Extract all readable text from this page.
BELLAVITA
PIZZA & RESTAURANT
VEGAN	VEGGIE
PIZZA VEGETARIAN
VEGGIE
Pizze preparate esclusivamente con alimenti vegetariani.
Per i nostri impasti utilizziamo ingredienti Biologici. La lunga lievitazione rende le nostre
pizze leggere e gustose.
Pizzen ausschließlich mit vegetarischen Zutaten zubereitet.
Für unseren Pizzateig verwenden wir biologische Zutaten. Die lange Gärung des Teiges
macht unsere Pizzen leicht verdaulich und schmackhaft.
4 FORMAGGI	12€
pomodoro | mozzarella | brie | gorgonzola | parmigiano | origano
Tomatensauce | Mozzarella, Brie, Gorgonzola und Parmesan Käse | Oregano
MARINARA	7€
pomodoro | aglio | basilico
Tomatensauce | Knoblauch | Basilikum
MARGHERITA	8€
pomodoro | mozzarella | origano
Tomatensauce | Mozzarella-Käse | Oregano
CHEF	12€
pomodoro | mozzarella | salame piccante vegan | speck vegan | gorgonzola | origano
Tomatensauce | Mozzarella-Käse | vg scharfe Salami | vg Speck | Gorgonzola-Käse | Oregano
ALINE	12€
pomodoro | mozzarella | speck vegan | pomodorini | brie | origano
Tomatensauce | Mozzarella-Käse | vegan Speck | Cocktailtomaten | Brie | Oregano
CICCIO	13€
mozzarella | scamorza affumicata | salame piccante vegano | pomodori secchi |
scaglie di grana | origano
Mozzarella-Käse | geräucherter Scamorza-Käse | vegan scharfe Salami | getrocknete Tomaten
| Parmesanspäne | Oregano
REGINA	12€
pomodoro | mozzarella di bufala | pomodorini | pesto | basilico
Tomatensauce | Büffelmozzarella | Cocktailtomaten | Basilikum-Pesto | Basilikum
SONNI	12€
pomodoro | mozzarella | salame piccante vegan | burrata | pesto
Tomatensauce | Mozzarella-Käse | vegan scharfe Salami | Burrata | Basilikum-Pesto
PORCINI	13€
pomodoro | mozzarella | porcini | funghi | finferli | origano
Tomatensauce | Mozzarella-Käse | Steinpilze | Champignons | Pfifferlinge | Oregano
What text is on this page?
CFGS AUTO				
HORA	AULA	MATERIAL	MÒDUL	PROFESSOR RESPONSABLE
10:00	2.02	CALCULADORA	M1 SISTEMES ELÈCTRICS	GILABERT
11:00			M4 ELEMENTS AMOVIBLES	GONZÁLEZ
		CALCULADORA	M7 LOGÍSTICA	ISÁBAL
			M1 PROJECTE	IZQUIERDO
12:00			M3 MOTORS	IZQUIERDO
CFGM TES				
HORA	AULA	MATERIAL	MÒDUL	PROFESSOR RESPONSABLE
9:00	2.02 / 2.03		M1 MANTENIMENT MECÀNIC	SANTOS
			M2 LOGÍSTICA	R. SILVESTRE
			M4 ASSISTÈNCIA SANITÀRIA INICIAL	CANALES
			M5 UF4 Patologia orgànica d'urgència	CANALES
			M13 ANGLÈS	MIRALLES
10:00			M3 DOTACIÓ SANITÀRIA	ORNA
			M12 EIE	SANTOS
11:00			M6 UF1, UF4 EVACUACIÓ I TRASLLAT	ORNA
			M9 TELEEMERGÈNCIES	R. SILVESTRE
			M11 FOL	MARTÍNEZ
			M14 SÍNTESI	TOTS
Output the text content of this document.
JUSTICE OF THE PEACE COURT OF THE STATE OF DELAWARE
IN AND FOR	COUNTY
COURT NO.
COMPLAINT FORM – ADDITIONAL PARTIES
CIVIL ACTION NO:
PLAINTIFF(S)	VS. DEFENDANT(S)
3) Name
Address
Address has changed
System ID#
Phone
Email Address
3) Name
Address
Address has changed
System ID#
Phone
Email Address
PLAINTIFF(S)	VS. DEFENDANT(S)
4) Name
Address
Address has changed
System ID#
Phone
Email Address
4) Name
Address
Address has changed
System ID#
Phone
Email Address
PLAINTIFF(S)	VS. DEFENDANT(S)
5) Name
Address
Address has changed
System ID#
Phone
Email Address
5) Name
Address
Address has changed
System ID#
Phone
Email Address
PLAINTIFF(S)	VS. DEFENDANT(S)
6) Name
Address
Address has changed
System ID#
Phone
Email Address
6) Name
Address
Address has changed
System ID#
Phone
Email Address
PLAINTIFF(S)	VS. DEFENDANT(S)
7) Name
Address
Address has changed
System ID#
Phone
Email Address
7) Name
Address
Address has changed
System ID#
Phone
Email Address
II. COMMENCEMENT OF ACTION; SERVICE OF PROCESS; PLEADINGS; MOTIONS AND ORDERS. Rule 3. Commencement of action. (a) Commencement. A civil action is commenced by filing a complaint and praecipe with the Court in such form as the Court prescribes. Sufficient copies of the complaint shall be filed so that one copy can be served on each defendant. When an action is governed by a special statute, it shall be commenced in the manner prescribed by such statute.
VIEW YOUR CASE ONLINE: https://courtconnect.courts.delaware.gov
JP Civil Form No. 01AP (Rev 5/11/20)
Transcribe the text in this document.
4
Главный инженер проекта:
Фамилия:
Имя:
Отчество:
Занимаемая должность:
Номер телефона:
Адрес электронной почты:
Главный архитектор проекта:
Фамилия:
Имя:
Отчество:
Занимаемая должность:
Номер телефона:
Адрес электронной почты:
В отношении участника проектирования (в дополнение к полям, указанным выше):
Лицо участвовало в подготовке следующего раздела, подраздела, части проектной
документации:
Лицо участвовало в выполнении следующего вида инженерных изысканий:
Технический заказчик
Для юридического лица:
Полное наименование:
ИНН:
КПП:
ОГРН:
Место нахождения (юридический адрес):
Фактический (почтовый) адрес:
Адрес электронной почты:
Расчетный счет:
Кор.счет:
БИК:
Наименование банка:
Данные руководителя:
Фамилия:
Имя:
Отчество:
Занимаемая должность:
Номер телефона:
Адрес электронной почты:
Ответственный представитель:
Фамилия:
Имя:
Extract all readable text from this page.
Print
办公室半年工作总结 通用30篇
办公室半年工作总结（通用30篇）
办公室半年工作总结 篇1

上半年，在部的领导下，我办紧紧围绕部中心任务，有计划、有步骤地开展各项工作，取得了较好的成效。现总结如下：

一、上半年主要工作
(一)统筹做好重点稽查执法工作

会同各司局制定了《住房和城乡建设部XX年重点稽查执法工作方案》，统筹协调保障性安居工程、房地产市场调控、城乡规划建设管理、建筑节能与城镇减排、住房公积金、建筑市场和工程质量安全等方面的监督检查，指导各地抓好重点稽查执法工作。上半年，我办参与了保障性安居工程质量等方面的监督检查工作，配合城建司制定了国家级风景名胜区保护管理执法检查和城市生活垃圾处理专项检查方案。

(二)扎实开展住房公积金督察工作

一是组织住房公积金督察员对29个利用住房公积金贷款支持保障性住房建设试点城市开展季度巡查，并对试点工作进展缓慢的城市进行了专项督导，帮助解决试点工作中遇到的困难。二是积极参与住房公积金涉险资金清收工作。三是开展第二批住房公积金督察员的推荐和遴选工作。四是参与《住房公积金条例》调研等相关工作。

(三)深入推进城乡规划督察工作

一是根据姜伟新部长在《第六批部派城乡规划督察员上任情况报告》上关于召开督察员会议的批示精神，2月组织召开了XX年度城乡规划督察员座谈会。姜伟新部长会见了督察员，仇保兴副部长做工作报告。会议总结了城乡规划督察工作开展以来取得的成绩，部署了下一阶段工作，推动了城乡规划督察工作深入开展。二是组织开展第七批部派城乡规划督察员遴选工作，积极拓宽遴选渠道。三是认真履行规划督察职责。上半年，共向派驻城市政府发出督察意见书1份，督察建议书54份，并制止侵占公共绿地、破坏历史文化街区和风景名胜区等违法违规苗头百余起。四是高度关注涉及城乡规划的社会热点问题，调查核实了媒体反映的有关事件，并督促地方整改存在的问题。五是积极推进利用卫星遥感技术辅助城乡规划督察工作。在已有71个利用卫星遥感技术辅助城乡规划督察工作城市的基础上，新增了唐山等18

◇ ◇ ◇ ◇

What to work on ▸ Search the records for the word "salame", then list every line that has it.

Solution for this task ▸
pomodoro | mozzarella | salame piccante vegan | speck vegan | gorgonzola | origano
mozzarella | scamorza affumicata | salame piccante vegano | pomodori secchi |
pomodoro | mozzarella | salame piccante vegan | burrata | pesto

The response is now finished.